[Extracted data entries]

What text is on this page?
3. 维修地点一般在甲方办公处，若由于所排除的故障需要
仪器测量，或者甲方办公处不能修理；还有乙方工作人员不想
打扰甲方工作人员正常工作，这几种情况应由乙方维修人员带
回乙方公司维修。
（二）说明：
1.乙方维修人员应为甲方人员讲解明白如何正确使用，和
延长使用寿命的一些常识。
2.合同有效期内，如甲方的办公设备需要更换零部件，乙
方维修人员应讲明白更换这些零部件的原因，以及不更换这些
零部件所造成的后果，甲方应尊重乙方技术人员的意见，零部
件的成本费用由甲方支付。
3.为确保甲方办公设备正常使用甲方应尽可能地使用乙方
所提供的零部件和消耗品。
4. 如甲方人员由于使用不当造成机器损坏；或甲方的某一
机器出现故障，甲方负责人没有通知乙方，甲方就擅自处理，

**What is required:** Reproduce the whole listing word for word.

**Task response:**
What text is on this page?
3. 维修地点一般在甲方办公处，若由于所排除的故障需要
仪器测量，或者甲方办公处不能修理；还有乙方工作人员不想
打扰甲方工作人员正常工作，这几种情况应由乙方维修人员带
回乙方公司维修。
（二）说明：
1.乙方维修人员应为甲方人员讲解明白如何正确使用，和
延长使用寿命的一些常识。
2.合同有效期内，如甲方的办公设备需要更换零部件，乙
方维修人员应讲明白更换这些零部件的原因，以及不更换这些
零部件所造成的后果，甲方应尊重乙方技术人员的意见，零部
件的成本费用由甲方支付。
3.为确保甲方办公设备正常使用甲方应尽可能地使用乙方
所提供的零部件和消耗品。
4. 如甲方人员由于使用不当造成机器损坏；或甲方的某一
机器出现故障，甲方负责人没有通知乙方，甲方就擅自处理，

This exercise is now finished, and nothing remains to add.